→ **SET PROBLEM**
Identify all lines below that hold "production" and collect them.

-- start of RECORDS SHOWN --

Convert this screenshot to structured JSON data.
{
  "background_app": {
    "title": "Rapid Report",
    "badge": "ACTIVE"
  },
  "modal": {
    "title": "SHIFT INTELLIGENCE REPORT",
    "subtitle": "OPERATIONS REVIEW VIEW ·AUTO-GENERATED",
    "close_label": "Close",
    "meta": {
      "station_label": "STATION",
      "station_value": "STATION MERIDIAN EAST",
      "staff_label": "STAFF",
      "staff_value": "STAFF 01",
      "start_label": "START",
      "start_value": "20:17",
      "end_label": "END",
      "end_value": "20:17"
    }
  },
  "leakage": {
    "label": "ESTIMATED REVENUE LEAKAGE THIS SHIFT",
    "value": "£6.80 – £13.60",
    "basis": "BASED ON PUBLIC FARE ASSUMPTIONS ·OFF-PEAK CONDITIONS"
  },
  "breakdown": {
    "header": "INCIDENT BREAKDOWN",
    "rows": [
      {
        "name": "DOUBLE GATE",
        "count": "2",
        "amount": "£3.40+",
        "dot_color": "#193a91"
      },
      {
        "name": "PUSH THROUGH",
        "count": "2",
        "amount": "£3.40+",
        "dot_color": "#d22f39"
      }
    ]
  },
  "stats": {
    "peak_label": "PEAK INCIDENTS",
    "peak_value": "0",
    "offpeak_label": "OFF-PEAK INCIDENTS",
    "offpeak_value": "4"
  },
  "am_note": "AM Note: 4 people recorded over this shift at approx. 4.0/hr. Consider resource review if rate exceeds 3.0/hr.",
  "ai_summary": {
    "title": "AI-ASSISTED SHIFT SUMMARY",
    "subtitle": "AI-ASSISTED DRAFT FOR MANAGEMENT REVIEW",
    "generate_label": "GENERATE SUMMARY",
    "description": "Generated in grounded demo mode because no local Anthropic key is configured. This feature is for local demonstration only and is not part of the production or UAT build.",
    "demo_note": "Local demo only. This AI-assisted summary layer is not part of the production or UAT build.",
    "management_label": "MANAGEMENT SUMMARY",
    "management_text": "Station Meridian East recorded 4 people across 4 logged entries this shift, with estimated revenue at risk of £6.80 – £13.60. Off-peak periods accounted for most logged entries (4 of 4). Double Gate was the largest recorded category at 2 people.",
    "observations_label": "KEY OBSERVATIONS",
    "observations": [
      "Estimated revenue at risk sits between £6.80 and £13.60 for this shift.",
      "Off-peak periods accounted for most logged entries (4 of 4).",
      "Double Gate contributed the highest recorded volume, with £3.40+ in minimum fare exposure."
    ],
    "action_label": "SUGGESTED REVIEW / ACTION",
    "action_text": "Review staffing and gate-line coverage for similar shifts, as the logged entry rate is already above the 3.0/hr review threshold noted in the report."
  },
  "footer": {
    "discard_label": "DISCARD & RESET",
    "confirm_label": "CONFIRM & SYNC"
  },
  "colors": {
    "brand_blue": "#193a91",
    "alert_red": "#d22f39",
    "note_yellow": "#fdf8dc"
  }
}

-- end of RECORDS SHOWN --

→ **RESPONSE TO THIS TASK**
    "description": "Generated in grounded demo mode because no local Anthropic key is configured. This feature is for local demonstration only and is not part of the production or UAT build.",
    "demo_note": "Local demo only. This AI-assisted summary layer is not part of the production or UAT build.",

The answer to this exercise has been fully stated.